Records from a data collection:
::::

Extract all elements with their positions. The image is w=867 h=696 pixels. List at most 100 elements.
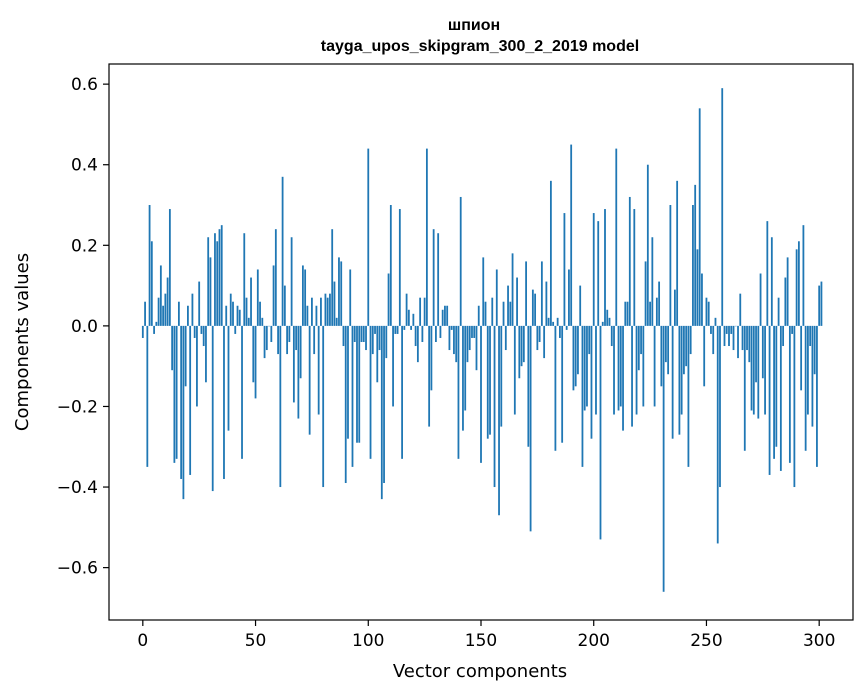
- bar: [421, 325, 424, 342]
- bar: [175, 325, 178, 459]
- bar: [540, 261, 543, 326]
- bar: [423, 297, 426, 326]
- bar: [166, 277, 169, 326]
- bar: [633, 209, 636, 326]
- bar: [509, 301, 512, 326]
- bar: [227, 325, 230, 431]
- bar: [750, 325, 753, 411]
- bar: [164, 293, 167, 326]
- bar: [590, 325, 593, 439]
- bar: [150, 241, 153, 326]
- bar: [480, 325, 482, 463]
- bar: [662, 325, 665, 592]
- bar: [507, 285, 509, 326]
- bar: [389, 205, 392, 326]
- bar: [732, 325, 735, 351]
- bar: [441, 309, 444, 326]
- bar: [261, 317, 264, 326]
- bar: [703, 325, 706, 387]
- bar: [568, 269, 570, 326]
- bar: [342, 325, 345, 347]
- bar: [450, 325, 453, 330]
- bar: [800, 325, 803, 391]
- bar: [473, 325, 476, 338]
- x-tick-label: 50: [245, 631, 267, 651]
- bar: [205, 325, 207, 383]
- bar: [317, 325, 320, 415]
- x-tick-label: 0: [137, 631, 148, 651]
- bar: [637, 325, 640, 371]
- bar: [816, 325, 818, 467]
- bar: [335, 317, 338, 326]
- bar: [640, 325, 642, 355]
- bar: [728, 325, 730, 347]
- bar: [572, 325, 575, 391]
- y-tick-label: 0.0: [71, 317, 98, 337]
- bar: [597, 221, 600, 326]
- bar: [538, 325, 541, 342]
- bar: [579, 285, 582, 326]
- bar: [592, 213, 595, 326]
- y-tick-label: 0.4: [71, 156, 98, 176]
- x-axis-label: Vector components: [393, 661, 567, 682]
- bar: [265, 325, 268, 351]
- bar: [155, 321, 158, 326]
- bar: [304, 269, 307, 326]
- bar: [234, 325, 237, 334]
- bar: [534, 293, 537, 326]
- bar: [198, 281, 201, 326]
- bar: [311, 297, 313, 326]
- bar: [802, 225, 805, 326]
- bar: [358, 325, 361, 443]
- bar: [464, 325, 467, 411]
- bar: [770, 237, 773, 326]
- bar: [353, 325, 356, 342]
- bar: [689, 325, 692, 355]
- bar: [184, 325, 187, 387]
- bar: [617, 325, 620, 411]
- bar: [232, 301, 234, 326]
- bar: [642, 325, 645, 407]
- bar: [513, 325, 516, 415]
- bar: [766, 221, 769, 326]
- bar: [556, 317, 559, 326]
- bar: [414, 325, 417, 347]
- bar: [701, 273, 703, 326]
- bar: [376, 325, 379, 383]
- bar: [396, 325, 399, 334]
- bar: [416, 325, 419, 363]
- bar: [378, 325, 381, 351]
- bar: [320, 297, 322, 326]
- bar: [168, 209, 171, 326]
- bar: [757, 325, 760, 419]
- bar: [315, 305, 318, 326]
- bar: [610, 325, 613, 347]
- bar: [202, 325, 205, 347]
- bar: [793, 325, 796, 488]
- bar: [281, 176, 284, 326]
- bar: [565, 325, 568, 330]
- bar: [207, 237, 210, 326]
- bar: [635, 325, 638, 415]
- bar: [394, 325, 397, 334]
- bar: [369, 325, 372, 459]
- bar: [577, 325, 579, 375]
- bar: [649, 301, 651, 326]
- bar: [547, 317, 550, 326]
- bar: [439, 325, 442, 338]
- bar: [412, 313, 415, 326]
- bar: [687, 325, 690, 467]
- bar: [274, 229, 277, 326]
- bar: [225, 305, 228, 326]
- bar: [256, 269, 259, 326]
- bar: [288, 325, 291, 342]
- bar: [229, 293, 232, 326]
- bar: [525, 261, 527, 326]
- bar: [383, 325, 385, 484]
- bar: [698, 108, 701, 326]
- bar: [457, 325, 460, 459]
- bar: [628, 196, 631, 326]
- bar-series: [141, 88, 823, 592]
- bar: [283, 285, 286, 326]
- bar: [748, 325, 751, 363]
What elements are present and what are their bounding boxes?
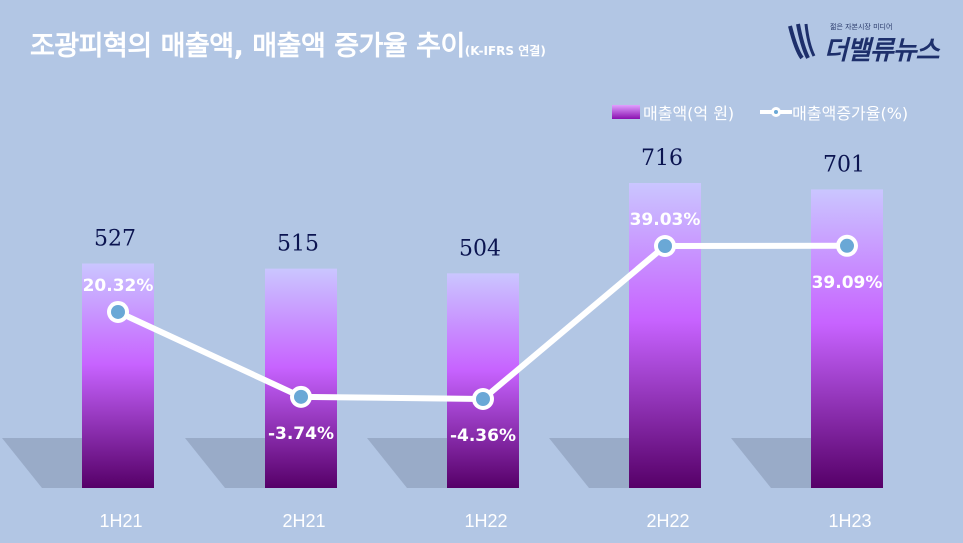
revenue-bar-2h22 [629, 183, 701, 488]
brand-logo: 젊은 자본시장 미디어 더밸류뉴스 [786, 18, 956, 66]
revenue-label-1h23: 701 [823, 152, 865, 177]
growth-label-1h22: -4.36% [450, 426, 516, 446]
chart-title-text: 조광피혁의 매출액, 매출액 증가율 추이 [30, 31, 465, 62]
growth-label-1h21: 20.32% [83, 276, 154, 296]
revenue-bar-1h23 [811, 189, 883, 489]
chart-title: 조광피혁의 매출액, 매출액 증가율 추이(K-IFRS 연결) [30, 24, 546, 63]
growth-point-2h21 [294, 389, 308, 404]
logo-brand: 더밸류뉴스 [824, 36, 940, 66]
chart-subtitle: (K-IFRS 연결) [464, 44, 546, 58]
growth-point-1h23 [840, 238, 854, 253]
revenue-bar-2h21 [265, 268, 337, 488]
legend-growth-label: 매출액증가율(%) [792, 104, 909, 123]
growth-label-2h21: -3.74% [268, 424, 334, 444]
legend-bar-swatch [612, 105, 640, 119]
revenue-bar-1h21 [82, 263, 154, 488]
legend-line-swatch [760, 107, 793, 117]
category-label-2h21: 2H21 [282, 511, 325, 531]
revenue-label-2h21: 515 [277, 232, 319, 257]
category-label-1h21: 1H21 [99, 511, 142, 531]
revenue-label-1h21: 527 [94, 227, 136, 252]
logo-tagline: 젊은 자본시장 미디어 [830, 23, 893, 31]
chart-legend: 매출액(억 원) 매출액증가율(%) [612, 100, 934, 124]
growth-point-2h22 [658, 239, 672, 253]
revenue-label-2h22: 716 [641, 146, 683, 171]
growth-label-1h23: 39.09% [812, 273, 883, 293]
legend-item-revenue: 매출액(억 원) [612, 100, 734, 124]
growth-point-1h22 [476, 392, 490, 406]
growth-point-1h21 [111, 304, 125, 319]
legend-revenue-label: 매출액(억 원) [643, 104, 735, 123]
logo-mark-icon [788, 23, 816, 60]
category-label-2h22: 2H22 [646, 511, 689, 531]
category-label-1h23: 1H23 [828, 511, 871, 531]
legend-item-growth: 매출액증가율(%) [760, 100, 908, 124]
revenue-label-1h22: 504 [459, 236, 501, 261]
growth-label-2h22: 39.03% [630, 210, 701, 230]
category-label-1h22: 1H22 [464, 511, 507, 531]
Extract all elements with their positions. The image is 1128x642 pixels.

::::

WHAT THE TASK REQUIRES
Please reproduce every row above verbatim, leaving out the pictures.

EXERCISE RESPONSE
Extract all elements with their positions. The image is w=867 h=696 pixels. List at most 100 elements.
- bar: [421, 325, 424, 342]
- bar: [175, 325, 178, 459]
- bar: [540, 261, 543, 326]
- bar: [423, 297, 426, 326]
- bar: [166, 277, 169, 326]
- bar: [633, 209, 636, 326]
- bar: [509, 301, 512, 326]
- bar: [227, 325, 230, 431]
- bar: [750, 325, 753, 411]
- bar: [164, 293, 167, 326]
- bar: [590, 325, 593, 439]
- bar: [150, 241, 153, 326]
- bar: [480, 325, 482, 463]
- bar: [662, 325, 665, 592]
- bar: [507, 285, 509, 326]
- bar: [389, 205, 392, 326]
- bar: [732, 325, 735, 351]
- bar: [441, 309, 444, 326]
- bar: [261, 317, 264, 326]
- bar: [703, 325, 706, 387]
- bar: [568, 269, 570, 326]
- bar: [342, 325, 345, 347]
- bar: [450, 325, 453, 330]
- bar: [800, 325, 803, 391]
- bar: [473, 325, 476, 338]
- x-tick-label: 50: [245, 631, 267, 651]
- bar: [205, 325, 207, 383]
- bar: [317, 325, 320, 415]
- x-tick-label: 0: [137, 631, 148, 651]
- bar: [637, 325, 640, 371]
- bar: [816, 325, 818, 467]
- bar: [335, 317, 338, 326]
- bar: [640, 325, 642, 355]
- bar: [728, 325, 730, 347]
- bar: [572, 325, 575, 391]
- y-tick-label: 0.0: [71, 317, 98, 337]
- bar: [597, 221, 600, 326]
- bar: [538, 325, 541, 342]
- bar: [579, 285, 582, 326]
- bar: [592, 213, 595, 326]
- y-tick-label: 0.4: [71, 156, 98, 176]
- x-axis-label: Vector components: [393, 661, 567, 682]
- bar: [265, 325, 268, 351]
- bar: [155, 321, 158, 326]
- bar: [304, 269, 307, 326]
- bar: [234, 325, 237, 334]
- bar: [534, 293, 537, 326]
- bar: [198, 281, 201, 326]
- bar: [311, 297, 313, 326]
- bar: [802, 225, 805, 326]
- bar: [358, 325, 361, 443]
- bar: [464, 325, 467, 411]
- bar: [770, 237, 773, 326]
- bar: [353, 325, 356, 342]
- bar: [689, 325, 692, 355]
- bar: [184, 325, 187, 387]
- bar: [617, 325, 620, 411]
- bar: [232, 301, 234, 326]
- bar: [642, 325, 645, 407]
- bar: [513, 325, 516, 415]
- bar: [766, 221, 769, 326]
- bar: [556, 317, 559, 326]
- bar: [414, 325, 417, 347]
- bar: [701, 273, 703, 326]
- bar: [376, 325, 379, 383]
- bar: [396, 325, 399, 334]
- bar: [416, 325, 419, 363]
- bar: [378, 325, 381, 351]
- bar: [320, 297, 322, 326]
- bar: [168, 209, 171, 326]
- bar: [757, 325, 760, 419]
- bar: [315, 305, 318, 326]
- bar: [610, 325, 613, 347]
- bar: [202, 325, 205, 347]
- bar: [793, 325, 796, 488]
- bar: [281, 176, 284, 326]
- bar: [565, 325, 568, 330]
- bar: [207, 237, 210, 326]
- bar: [635, 325, 638, 415]
- bar: [394, 325, 397, 334]
- bar: [369, 325, 372, 459]
- bar: [577, 325, 579, 375]
- bar: [649, 301, 651, 326]
- bar: [547, 317, 550, 326]
- bar: [439, 325, 442, 338]
- bar: [412, 313, 415, 326]
- bar: [687, 325, 690, 467]
- bar: [274, 229, 277, 326]
- bar: [225, 305, 228, 326]
- bar: [256, 269, 259, 326]
- bar: [288, 325, 291, 342]
- bar: [229, 293, 232, 326]
- bar: [525, 261, 527, 326]
- bar: [383, 325, 385, 484]
- bar: [698, 108, 701, 326]
- bar: [457, 325, 460, 459]
- bar: [628, 196, 631, 326]
- bar-series: [141, 88, 823, 592]
- bar: [283, 285, 286, 326]
- bar: [748, 325, 751, 363]
What elements are present and what are their bounding boxes?
revenue-bar-2h22 [629, 183, 701, 488]
brand-logo: 젊은 자본시장 미디어 더밸류뉴스 [786, 18, 956, 66]
revenue-label-1h23: 701 [823, 152, 865, 177]
growth-label-1h22: -4.36% [450, 426, 516, 446]
chart-title-text: 조광피혁의 매출액, 매출액 증가율 추이 [30, 31, 465, 62]
growth-label-1h21: 20.32% [83, 276, 154, 296]
revenue-bar-1h23 [811, 189, 883, 489]
chart-title: 조광피혁의 매출액, 매출액 증가율 추이(K-IFRS 연결) [30, 24, 546, 63]
growth-point-2h21 [294, 389, 308, 404]
logo-brand: 더밸류뉴스 [824, 36, 940, 66]
chart-subtitle: (K-IFRS 연결) [464, 44, 546, 58]
growth-point-1h23 [840, 238, 854, 253]
revenue-bar-2h21 [265, 268, 337, 488]
legend-growth-label: 매출액증가율(%) [792, 104, 909, 123]
growth-label-2h21: -3.74% [268, 424, 334, 444]
legend-bar-swatch [612, 105, 640, 119]
revenue-bar-1h21 [82, 263, 154, 488]
legend-line-swatch [760, 107, 793, 117]
category-label-2h21: 2H21 [282, 511, 325, 531]
revenue-label-2h21: 515 [277, 232, 319, 257]
category-label-1h21: 1H21 [99, 511, 142, 531]
revenue-label-1h21: 527 [94, 227, 136, 252]
logo-tagline: 젊은 자본시장 미디어 [830, 23, 893, 31]
chart-legend: 매출액(억 원) 매출액증가율(%) [612, 100, 934, 124]
growth-point-2h22 [658, 239, 672, 253]
revenue-label-2h22: 716 [641, 146, 683, 171]
growth-label-1h23: 39.09% [812, 273, 883, 293]
legend-item-revenue: 매출액(억 원) [612, 100, 734, 124]
growth-point-1h22 [476, 392, 490, 406]
growth-point-1h21 [111, 304, 125, 319]
legend-revenue-label: 매출액(억 원) [643, 104, 735, 123]
logo-mark-icon [788, 23, 816, 60]
category-label-2h22: 2H22 [646, 511, 689, 531]
category-label-1h23: 1H23 [828, 511, 871, 531]
legend-item-growth: 매출액증가율(%) [760, 100, 908, 124]
revenue-label-1h22: 504 [459, 236, 501, 261]
growth-label-2h22: 39.03% [630, 210, 701, 230]
category-label-1h22: 1H22 [464, 511, 507, 531]
Extract all elements with their positions. The image is 1128x642 pixels.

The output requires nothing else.